* [Record excerpts]:
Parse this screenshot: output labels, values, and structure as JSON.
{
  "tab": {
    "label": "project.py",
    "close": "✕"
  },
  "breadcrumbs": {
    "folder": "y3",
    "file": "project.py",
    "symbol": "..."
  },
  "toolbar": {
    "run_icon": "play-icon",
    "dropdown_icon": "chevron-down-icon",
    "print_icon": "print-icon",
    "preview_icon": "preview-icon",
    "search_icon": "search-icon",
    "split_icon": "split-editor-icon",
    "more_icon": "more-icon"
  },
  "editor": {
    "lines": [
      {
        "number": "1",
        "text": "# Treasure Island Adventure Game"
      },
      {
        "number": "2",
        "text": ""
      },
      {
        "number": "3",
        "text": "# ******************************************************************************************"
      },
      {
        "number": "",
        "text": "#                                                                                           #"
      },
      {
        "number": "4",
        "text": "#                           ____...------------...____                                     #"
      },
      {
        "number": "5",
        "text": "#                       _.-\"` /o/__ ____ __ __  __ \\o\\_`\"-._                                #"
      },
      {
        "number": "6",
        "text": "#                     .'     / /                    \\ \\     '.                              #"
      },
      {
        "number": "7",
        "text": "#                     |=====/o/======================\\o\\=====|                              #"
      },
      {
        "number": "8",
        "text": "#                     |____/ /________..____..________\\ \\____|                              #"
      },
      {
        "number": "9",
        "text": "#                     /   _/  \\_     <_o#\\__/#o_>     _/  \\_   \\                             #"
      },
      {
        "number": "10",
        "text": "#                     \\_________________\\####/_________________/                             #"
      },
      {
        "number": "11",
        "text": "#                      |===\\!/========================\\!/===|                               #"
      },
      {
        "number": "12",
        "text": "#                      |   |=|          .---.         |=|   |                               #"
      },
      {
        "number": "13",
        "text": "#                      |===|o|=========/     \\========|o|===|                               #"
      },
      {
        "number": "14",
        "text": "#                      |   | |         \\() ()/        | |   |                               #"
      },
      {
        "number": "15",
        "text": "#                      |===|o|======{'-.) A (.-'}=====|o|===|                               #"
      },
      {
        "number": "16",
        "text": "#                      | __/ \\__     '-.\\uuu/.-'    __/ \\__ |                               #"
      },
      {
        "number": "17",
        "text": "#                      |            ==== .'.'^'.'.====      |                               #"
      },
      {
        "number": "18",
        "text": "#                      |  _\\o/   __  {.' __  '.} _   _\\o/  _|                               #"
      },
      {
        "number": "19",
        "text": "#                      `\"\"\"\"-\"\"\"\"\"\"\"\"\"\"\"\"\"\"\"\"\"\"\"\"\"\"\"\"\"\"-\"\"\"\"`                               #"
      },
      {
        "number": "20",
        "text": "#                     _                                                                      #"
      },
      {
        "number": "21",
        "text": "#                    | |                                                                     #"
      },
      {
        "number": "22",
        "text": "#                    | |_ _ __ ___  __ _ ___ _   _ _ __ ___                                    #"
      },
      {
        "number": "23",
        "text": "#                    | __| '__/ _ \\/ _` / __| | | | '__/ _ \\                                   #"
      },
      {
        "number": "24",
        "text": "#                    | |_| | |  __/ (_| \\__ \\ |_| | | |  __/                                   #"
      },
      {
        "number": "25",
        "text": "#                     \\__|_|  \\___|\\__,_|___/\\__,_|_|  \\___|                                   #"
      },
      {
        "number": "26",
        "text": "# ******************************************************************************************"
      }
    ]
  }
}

* [Work to complete]: List each line holding the string "icon".

* [Response below]:
    "run_icon": "play-icon",
    "dropdown_icon": "chevron-down-icon",
    "print_icon": "print-icon",
    "preview_icon": "preview-icon",
    "search_icon": "search-icon",
    "split_icon": "split-editor-icon",
    "more_icon": "more-icon"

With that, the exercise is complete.